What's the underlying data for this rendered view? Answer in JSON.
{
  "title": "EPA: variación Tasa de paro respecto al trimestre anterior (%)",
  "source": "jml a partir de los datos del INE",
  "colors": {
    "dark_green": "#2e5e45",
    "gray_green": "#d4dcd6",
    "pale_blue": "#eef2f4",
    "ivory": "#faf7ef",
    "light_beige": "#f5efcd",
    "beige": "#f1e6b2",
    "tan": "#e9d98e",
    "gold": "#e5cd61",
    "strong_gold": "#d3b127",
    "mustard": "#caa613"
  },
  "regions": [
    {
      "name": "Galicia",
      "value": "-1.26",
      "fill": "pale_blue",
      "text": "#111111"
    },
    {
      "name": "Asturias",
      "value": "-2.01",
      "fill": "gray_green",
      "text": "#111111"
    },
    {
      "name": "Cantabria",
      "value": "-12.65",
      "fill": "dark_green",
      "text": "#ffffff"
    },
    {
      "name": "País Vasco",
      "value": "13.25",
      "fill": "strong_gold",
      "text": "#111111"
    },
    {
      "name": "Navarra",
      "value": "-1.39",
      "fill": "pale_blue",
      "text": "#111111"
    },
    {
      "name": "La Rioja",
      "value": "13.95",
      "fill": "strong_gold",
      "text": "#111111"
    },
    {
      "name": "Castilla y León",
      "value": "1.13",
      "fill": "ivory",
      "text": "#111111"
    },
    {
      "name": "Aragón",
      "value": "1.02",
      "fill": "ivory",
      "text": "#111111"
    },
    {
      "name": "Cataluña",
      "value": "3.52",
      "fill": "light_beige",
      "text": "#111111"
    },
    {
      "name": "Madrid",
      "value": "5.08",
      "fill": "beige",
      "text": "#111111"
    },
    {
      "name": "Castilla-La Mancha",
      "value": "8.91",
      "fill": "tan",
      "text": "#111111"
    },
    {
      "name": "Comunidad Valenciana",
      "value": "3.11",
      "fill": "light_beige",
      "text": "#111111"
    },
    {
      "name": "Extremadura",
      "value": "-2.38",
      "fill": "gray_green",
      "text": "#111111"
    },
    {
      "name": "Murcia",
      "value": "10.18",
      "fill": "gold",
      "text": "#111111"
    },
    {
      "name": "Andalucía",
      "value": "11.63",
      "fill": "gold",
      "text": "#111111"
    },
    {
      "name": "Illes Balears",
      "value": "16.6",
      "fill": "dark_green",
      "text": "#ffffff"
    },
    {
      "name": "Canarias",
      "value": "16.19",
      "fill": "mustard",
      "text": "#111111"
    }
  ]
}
++++++++
Short exercise: Give the data again, exactly as it stands.

Response to the exercise:
What's the underlying data for this rendered view? Answer in JSON.
{
  "title": "EPA: variación Tasa de paro respecto al trimestre anterior (%)",
  "source": "jml a partir de los datos del INE",
  "colors": {
    "dark_green": "#2e5e45",
    "gray_green": "#d4dcd6",
    "pale_blue": "#eef2f4",
    "ivory": "#faf7ef",
    "light_beige": "#f5efcd",
    "beige": "#f1e6b2",
    "tan": "#e9d98e",
    "gold": "#e5cd61",
    "strong_gold": "#d3b127",
    "mustard": "#caa613"
  },
  "regions": [
    {
      "name": "Galicia",
      "value": "-1.26",
      "fill": "pale_blue",
      "text": "#111111"
    },
    {
      "name": "Asturias",
      "value": "-2.01",
      "fill": "gray_green",
      "text": "#111111"
    },
    {
      "name": "Cantabria",
      "value": "-12.65",
      "fill": "dark_green",
      "text": "#ffffff"
    },
    {
      "name": "País Vasco",
      "value": "13.25",
      "fill": "strong_gold",
      "text": "#111111"
    },
    {
      "name": "Navarra",
      "value": "-1.39",
      "fill": "pale_blue",
      "text": "#111111"
    },
    {
      "name": "La Rioja",
      "value": "13.95",
      "fill": "strong_gold",
      "text": "#111111"
    },
    {
      "name": "Castilla y León",
      "value": "1.13",
      "fill": "ivory",
      "text": "#111111"
    },
    {
      "name": "Aragón",
      "value": "1.02",
      "fill": "ivory",
      "text": "#111111"
    },
    {
      "name": "Cataluña",
      "value": "3.52",
      "fill": "light_beige",
      "text": "#111111"
    },
    {
      "name": "Madrid",
      "value": "5.08",
      "fill": "beige",
      "text": "#111111"
    },
    {
      "name": "Castilla-La Mancha",
      "value": "8.91",
      "fill": "tan",
      "text": "#111111"
    },
    {
      "name": "Comunidad Valenciana",
      "value": "3.11",
      "fill": "light_beige",
      "text": "#111111"
    },
    {
      "name": "Extremadura",
      "value": "-2.38",
      "fill": "gray_green",
      "text": "#111111"
    },
    {
      "name": "Murcia",
      "value": "10.18",
      "fill": "gold",
      "text": "#111111"
    },
    {
      "name": "Andalucía",
      "value": "11.63",
      "fill": "gold",
      "text": "#111111"
    },
    {
      "name": "Illes Balears",
      "value": "16.6",
      "fill": "dark_green",
      "text": "#ffffff"
    },
    {
      "name": "Canarias",
      "value": "16.19",
      "fill": "mustard",
      "text": "#111111"
    }
  ]
}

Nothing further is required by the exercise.